--- Data ---

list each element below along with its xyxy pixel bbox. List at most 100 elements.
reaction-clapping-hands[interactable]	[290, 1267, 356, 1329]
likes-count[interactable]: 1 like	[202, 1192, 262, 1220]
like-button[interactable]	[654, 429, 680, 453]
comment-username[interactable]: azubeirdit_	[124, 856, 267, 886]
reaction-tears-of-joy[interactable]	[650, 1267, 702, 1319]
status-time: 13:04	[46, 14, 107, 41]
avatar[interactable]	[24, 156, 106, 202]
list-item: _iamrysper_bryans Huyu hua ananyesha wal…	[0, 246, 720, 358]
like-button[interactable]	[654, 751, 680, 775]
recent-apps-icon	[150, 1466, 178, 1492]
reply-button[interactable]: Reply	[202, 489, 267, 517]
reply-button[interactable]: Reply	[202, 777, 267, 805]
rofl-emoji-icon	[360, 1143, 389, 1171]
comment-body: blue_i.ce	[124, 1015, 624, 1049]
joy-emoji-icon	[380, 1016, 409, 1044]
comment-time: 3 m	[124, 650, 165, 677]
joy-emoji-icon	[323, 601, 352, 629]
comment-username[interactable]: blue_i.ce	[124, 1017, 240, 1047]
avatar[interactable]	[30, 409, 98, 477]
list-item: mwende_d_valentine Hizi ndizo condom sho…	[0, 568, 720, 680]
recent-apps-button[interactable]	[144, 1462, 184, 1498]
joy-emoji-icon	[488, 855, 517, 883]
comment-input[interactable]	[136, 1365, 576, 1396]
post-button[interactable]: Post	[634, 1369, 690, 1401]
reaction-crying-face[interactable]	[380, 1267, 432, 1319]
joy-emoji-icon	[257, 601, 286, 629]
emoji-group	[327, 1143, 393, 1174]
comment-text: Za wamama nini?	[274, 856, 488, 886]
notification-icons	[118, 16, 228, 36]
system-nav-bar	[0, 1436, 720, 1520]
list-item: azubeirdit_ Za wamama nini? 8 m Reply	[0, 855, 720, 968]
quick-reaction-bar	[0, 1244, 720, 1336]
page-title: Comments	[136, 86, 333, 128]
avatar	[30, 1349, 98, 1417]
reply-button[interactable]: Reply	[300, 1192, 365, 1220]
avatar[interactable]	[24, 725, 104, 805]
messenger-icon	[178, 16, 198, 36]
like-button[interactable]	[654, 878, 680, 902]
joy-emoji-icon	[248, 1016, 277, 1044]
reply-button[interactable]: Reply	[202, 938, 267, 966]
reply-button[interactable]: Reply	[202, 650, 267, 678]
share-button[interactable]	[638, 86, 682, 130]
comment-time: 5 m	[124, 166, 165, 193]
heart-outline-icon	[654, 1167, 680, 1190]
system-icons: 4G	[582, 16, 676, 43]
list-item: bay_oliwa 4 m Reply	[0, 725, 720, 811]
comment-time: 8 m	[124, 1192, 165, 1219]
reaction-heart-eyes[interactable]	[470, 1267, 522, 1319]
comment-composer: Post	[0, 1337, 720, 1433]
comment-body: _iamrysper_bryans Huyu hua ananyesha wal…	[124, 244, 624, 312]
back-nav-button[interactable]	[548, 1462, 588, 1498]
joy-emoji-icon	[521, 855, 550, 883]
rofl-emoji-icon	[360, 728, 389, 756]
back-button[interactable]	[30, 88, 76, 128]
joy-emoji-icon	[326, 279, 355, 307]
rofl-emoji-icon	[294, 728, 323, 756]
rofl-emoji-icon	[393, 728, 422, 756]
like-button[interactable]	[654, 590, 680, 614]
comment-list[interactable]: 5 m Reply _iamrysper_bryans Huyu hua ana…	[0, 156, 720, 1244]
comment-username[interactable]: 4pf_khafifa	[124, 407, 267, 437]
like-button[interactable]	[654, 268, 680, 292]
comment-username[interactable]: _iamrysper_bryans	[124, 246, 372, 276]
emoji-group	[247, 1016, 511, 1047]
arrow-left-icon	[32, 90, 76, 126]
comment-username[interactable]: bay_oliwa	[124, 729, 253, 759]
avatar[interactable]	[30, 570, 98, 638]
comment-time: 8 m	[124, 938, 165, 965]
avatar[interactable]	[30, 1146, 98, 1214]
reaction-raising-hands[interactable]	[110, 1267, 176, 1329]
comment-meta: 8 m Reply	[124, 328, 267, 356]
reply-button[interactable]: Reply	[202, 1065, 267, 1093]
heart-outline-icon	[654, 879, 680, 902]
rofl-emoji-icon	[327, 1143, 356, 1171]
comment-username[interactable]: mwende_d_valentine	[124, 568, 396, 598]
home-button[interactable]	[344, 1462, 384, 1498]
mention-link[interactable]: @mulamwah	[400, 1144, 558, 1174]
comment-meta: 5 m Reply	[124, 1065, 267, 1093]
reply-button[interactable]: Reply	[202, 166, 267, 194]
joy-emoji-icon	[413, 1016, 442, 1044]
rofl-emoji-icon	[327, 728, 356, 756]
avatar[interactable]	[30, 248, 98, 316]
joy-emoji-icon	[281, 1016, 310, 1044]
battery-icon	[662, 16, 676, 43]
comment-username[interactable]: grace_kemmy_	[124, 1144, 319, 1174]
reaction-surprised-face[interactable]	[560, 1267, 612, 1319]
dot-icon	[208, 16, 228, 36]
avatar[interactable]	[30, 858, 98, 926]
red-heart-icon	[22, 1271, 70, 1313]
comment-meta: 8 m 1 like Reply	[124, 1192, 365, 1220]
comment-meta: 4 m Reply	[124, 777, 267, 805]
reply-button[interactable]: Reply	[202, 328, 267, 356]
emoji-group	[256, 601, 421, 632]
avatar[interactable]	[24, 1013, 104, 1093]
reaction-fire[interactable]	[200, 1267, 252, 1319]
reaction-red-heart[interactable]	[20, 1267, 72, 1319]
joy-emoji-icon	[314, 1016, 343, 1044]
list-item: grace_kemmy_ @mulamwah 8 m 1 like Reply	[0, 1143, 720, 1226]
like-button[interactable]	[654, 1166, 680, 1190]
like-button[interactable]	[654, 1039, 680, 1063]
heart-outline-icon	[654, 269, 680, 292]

---

## Aim of the task
Reproduce the stretch of the data from the start through the line containing "list-item: _iamrysper_bryans Huyu", swapping "avatar" for "profile-picture" and leaving everything else as it is.

## Answer to the problem
list each element below along with its xyxy pixel bbox. List at most 100 elements.
reaction-clapping-hands[interactable]	[290, 1267, 356, 1329]
likes-count[interactable]: 1 like	[202, 1192, 262, 1220]
like-button[interactable]	[654, 429, 680, 453]
comment-username[interactable]: azubeirdit_	[124, 856, 267, 886]
reaction-tears-of-joy[interactable]	[650, 1267, 702, 1319]
status-time: 13:04	[46, 14, 107, 41]
profile-picture[interactable]	[24, 156, 106, 202]
list-item: _iamrysper_bryans Huyu hua ananyesha wal…	[0, 246, 720, 358]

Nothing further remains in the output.